TO DO: Exactly as written, quote every line that follows, skipping the images.

TASK INPUT:
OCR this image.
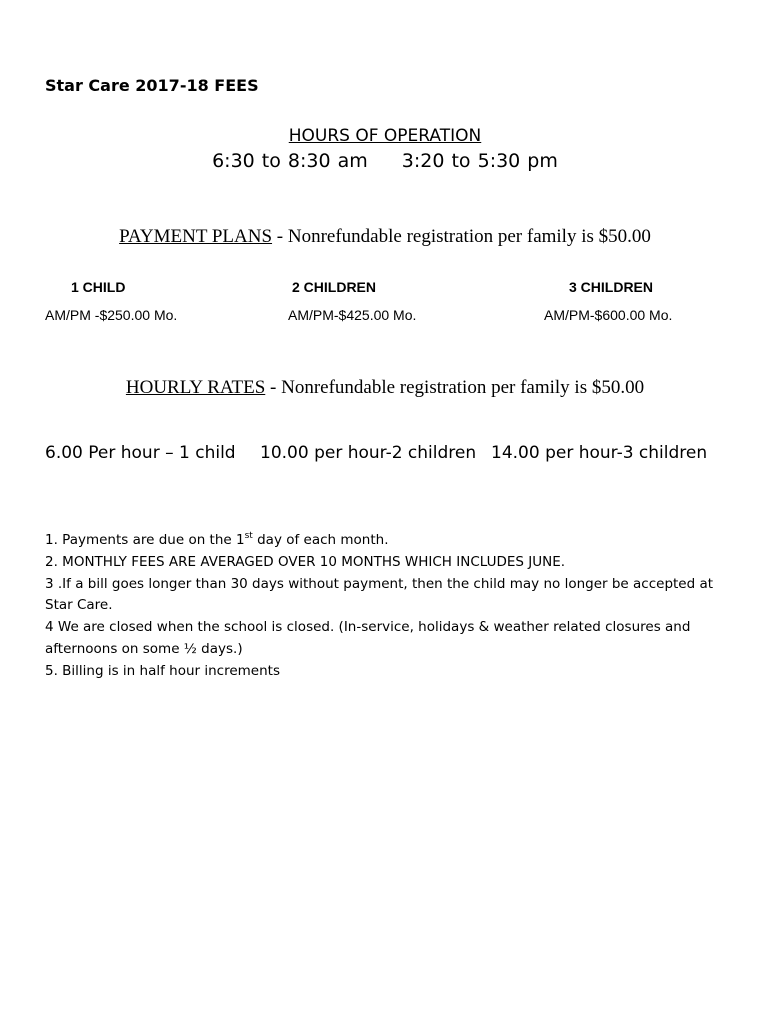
Star Care 2017-18 FEES
HOURS OF OPERATION
6:30 to 8:30 am 3:20 to 5:30 pm
PAYMENT PLANS - Nonrefundable registration per family is $50.00
1 CHILD	2 CHILDREN	3 CHILDREN
AM/PM -$250.00 Mo.	AM/PM-$425.00 Mo.	AM/PM-$600.00 Mo.
HOURLY RATES - Nonrefundable registration per family is $50.00
6.00 Per hour – 1 child 10.00 per hour-2 children 14.00 per hour-3 children
1. Payments are due on the 1st day of each month.
2. MONTHLY FEES ARE AVERAGED OVER 10 MONTHS WHICH INCLUDES JUNE.
3 .If a bill goes longer than 30 days without payment, then the child may no longer be accepted at Star Care.
4 We are closed when the school is closed. (In-service, holidays & weather related closures and afternoons on some ½ days.)
5. Billing is in half hour increments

TASK SOLUTION:
OCR this image.
Star Care 2017-18 FEES
HOURS OF OPERATION
6:30 to 8:30 am 3:20 to 5:30 pm
PAYMENT PLANS - Nonrefundable registration per family is $50.00
1 CHILD	2 CHILDREN	3 CHILDREN
AM/PM -$250.00 Mo.	AM/PM-$425.00 Mo.	AM/PM-$600.00 Mo.
HOURLY RATES - Nonrefundable registration per family is $50.00
6.00 Per hour – 1 child 10.00 per hour-2 children 14.00 per hour-3 children
1. Payments are due on the 1st day of each month.
2. MONTHLY FEES ARE AVERAGED OVER 10 MONTHS WHICH INCLUDES JUNE.
3 .If a bill goes longer than 30 days without payment, then the child may no longer be accepted at Star Care.
4 We are closed when the school is closed. (In-service, holidays & weather related closures and afternoons on some ½ days.)
5. Billing is in half hour increments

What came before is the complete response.